Given entries:
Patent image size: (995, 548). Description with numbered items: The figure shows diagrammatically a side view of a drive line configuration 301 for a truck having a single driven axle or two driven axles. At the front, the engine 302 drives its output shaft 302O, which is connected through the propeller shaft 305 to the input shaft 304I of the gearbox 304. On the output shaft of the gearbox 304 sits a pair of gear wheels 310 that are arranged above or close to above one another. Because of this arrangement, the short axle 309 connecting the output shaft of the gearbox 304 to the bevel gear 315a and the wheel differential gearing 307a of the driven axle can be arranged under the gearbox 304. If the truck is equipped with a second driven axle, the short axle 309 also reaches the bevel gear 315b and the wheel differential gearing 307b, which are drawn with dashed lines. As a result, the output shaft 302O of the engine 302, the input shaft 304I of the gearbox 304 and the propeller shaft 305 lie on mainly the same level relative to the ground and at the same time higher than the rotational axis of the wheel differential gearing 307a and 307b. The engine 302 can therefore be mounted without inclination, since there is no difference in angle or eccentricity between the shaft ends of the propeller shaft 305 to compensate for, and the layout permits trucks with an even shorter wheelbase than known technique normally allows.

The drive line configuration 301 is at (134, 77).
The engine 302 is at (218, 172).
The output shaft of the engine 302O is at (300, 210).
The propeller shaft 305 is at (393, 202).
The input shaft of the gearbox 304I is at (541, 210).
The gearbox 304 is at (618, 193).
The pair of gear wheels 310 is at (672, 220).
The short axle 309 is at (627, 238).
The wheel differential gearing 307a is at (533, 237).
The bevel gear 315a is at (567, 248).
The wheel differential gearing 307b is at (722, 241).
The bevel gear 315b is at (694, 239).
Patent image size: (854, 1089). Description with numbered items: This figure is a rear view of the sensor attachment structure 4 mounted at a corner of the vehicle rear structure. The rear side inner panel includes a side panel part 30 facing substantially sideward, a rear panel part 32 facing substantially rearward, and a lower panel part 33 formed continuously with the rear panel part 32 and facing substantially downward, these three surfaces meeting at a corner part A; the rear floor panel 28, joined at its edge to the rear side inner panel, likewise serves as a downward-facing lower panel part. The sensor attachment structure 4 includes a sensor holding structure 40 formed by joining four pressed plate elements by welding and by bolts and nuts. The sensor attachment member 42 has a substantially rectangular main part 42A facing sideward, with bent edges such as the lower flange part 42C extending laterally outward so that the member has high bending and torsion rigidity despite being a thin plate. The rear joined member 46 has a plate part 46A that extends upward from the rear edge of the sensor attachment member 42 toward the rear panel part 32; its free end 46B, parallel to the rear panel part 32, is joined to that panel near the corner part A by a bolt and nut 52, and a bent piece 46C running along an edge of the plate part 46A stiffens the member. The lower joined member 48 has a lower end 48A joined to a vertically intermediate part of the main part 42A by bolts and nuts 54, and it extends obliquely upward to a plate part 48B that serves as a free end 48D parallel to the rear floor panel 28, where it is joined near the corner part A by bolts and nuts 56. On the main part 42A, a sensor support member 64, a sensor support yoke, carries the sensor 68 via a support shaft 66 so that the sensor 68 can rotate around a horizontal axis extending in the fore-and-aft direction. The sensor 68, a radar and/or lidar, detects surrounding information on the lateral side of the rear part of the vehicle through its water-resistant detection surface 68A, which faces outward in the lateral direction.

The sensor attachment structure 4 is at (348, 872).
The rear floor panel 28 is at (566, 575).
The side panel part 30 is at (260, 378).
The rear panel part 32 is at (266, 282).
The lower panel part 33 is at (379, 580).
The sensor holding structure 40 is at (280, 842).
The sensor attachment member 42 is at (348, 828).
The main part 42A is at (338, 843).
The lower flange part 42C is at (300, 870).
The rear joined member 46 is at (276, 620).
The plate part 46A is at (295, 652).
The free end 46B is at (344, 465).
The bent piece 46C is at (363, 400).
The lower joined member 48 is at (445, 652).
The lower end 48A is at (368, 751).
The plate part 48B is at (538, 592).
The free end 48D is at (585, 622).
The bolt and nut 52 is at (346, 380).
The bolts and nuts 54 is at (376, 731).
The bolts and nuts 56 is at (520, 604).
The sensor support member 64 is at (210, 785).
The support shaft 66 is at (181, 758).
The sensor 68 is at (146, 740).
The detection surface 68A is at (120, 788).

Directions:
Copy out each line of the records above that contains the word "gearbox".

Result:
Patent image size: (995, 548). Description with numbered items: The figure shows diagrammatically a side view of a drive line configuration 301 for a truck having a single driven axle or two driven axles. At the front, the engine 302 drives its output shaft 302O, which is connected through the propeller shaft 305 to the input shaft 304I of the gearbox 304. On the output shaft of the gearbox 304 sits a pair of gear wheels 310 that are arranged above or close to above one another. Because of this arrangement, the short axle 309 connecting the output shaft of the gearbox 304 to the bevel gear 315a and the wheel differential gearing 307a of the driven axle can be arranged under the gearbox 304. If the truck is equipped with a second driven axle, the short axle 309 also reaches the bevel gear 315b and the wheel differential gearing 307b, which are drawn with dashed lines. As a result, the output shaft 302O of the engine 302, the input shaft 304I of the gearbox 304 and the propeller shaft 305 lie on mainly the same level relative to the ground and at the same time higher than the rotational axis of the wheel differential gearing 307a and 307b. The engine 302 can therefore be mounted without inclination, since there is no difference in angle or eccentricity between the shaft ends of the propeller shaft 305 to compensate for, and the layout permits trucks with an even shorter wheelbase than known technique normally allows.
The input shaft of the gearbox 304I is at (541, 210).
The gearbox 304 is at (618, 193).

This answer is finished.